- _What to work on_
Give only the number of lines below that contain the word "screenshot".

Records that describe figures
^^^^^^^^^^^^^^^^
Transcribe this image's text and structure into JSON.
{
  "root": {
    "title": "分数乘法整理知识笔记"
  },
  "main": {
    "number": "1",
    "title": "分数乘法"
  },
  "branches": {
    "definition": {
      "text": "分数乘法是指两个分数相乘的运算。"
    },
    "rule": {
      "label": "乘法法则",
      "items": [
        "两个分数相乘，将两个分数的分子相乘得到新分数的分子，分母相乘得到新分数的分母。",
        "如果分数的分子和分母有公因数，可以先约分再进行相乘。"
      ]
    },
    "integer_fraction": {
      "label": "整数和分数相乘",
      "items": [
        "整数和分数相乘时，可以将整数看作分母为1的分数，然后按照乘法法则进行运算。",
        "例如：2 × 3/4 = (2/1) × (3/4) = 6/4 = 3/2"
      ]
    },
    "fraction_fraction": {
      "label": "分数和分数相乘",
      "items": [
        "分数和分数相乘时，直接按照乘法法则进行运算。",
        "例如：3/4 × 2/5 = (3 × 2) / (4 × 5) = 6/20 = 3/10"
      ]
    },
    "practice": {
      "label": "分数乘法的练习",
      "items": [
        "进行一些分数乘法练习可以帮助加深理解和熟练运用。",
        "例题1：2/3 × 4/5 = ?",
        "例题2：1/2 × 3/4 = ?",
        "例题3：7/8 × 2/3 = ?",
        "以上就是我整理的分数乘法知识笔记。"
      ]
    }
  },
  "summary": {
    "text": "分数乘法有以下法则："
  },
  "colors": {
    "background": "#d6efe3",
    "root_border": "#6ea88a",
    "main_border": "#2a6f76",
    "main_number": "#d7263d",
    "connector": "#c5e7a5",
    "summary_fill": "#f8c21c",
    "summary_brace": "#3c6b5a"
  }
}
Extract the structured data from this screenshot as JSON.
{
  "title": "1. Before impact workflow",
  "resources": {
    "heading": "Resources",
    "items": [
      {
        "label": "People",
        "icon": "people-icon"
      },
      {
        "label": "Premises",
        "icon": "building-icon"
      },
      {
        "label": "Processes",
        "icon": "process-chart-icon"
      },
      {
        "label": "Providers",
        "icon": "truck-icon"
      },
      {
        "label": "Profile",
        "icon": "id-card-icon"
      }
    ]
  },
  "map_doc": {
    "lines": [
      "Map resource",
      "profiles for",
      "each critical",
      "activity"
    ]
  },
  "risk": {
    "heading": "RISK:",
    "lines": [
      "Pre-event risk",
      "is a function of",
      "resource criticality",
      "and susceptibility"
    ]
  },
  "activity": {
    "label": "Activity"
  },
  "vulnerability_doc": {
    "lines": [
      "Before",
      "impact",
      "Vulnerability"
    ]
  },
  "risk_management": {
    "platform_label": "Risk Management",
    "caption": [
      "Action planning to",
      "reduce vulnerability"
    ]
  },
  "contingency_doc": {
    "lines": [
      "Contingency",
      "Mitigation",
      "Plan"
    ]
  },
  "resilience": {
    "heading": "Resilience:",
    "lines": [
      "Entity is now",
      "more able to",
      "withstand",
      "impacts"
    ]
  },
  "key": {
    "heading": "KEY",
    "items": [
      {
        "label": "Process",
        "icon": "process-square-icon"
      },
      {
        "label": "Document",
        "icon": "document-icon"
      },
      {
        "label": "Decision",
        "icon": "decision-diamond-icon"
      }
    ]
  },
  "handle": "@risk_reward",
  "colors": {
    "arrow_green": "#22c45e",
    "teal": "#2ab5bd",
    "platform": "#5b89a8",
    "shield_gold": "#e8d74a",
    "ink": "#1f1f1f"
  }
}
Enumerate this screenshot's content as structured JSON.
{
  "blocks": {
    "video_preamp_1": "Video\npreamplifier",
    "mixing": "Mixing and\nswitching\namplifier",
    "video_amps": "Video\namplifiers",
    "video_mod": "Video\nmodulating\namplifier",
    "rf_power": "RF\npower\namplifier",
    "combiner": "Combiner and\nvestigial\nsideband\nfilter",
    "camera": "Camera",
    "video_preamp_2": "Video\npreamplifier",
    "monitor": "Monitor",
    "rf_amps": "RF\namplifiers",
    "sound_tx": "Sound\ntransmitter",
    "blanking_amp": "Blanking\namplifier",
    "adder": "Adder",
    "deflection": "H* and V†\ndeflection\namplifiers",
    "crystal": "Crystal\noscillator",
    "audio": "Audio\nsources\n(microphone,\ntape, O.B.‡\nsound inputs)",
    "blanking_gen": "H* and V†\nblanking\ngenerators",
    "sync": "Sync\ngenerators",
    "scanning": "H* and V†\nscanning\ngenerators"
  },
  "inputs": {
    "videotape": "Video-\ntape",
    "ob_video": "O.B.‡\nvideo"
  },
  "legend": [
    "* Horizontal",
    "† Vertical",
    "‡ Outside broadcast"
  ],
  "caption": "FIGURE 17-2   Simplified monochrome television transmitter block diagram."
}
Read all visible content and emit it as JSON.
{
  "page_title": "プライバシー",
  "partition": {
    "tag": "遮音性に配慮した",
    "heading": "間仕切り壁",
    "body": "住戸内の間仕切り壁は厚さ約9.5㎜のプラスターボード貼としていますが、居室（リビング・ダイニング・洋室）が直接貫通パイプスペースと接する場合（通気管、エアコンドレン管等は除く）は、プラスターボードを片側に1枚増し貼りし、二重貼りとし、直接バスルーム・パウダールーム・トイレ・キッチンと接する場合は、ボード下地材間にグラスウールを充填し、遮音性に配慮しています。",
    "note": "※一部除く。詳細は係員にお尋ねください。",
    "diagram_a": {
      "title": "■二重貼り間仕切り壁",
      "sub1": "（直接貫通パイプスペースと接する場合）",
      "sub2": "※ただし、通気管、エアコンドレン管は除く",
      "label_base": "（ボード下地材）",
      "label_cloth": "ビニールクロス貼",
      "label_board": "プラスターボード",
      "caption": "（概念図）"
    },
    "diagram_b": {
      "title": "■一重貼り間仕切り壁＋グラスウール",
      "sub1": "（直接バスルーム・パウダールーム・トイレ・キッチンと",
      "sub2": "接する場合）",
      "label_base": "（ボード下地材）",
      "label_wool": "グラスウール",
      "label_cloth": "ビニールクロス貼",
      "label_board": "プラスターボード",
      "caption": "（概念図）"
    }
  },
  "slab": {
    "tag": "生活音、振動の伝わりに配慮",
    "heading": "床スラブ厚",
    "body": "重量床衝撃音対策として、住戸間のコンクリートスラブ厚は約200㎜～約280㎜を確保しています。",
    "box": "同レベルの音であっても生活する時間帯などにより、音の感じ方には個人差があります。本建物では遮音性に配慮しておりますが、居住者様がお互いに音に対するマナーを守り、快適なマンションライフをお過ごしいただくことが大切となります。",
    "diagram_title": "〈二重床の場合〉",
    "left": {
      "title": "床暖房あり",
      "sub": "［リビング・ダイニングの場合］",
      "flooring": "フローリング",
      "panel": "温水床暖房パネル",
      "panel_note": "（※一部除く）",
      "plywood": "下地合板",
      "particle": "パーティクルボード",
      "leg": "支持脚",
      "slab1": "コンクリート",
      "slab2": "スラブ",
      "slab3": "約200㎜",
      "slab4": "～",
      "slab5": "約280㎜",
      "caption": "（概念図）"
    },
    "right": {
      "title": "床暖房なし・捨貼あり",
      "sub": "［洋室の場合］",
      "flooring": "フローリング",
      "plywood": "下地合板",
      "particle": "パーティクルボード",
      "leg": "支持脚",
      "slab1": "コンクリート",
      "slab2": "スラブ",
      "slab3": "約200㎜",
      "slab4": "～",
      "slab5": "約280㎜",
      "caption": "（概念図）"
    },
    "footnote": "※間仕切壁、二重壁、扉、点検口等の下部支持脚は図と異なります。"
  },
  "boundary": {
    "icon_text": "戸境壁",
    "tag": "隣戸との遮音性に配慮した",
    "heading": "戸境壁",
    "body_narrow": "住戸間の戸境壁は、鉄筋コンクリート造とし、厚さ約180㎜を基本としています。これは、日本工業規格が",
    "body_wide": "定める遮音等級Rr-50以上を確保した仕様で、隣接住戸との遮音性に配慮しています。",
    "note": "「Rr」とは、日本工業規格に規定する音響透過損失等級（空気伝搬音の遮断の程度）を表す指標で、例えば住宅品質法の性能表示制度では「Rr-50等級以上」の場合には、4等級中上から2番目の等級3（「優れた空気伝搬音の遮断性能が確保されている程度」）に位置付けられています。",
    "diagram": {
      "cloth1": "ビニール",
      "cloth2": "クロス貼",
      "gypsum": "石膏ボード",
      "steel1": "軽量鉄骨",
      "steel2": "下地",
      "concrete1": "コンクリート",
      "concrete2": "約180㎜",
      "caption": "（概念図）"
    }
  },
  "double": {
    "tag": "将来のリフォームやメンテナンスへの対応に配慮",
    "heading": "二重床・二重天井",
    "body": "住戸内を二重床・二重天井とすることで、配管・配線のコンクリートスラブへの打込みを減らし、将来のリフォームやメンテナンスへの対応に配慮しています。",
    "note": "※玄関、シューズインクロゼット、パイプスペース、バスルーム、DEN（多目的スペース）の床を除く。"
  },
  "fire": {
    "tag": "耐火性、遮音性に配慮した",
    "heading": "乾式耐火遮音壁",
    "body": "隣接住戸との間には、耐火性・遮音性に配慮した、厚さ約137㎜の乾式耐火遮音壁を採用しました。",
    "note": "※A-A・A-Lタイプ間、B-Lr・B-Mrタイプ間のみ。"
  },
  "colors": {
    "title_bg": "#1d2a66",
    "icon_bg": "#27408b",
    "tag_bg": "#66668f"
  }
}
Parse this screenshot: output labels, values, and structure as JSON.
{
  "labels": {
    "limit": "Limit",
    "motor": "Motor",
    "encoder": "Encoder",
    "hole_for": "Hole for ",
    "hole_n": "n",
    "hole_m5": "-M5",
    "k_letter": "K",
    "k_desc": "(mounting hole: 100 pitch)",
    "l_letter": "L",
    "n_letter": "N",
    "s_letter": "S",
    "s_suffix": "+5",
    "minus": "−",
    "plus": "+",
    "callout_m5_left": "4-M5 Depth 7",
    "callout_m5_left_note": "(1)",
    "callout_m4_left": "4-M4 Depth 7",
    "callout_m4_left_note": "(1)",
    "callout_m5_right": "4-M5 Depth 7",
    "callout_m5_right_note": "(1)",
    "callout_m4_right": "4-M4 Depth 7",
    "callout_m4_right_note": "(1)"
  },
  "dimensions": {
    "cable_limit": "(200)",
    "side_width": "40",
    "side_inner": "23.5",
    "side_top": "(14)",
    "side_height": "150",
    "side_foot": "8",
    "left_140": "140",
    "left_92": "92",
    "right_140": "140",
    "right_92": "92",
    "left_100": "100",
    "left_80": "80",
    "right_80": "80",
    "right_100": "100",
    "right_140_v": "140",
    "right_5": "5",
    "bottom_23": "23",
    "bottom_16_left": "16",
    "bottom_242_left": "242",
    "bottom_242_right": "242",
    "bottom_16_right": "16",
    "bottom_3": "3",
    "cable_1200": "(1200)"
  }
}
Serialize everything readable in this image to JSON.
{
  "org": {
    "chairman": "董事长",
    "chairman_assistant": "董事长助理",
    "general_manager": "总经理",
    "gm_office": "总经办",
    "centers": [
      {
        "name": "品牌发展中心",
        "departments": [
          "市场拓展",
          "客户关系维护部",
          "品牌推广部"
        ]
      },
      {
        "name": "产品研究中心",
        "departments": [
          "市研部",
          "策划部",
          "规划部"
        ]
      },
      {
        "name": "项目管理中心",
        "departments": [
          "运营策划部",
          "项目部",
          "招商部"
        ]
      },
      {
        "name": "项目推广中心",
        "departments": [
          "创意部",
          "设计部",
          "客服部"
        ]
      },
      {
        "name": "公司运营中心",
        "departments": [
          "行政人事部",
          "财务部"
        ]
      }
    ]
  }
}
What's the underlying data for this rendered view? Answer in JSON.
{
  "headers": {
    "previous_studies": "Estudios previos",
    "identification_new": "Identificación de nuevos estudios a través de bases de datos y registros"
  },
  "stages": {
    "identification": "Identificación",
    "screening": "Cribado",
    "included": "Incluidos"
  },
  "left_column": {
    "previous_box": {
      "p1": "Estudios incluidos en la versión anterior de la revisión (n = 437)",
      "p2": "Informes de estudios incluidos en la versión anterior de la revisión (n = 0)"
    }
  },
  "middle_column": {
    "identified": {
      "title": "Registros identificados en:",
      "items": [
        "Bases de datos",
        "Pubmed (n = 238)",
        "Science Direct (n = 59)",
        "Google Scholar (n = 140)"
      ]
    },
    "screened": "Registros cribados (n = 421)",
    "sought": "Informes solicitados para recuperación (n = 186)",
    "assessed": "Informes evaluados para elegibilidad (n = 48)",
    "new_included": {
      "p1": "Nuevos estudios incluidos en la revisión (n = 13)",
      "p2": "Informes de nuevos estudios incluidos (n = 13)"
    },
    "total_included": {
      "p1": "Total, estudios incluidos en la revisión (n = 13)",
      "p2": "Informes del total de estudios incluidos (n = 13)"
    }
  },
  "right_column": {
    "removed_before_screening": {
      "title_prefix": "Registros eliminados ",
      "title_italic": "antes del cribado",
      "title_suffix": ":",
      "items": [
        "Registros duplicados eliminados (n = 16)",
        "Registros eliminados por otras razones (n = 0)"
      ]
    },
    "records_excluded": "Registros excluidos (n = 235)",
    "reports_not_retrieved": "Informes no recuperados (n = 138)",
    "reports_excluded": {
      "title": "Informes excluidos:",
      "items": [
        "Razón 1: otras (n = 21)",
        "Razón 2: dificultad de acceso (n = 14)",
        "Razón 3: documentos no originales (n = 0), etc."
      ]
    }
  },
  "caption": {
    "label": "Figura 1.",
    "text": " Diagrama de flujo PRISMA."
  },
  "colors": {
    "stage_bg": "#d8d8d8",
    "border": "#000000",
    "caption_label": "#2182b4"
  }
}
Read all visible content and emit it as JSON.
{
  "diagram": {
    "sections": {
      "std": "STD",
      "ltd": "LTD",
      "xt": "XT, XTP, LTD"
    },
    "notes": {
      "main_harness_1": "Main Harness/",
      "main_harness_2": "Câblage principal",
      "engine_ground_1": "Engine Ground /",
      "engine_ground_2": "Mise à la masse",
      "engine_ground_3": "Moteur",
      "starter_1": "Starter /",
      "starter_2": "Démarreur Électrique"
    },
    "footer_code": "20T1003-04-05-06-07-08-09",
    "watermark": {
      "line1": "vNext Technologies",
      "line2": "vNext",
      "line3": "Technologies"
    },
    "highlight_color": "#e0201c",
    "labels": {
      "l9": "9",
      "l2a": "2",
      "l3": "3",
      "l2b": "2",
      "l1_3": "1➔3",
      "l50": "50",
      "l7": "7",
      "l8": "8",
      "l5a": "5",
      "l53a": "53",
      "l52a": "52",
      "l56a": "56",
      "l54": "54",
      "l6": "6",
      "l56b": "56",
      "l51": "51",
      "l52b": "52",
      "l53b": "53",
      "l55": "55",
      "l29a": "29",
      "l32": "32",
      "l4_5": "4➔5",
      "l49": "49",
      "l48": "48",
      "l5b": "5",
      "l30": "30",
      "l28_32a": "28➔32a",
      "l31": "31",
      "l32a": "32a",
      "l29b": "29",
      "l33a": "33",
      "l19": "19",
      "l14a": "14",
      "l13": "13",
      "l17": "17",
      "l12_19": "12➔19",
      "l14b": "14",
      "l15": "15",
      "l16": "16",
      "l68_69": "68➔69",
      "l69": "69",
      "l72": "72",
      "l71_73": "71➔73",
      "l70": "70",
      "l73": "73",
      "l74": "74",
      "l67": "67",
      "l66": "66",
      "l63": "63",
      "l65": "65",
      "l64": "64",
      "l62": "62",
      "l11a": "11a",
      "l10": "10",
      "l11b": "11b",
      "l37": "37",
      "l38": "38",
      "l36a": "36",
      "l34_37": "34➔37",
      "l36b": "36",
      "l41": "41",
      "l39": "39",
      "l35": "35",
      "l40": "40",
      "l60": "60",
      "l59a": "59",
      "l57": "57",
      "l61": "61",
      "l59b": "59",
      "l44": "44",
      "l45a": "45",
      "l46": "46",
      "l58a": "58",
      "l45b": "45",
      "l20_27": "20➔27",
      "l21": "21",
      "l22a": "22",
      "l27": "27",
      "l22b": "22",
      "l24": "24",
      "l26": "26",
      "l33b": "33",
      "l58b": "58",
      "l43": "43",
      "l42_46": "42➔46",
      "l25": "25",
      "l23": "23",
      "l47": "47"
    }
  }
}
^^^^^^^^^^^^^^^^
- _Written response_
3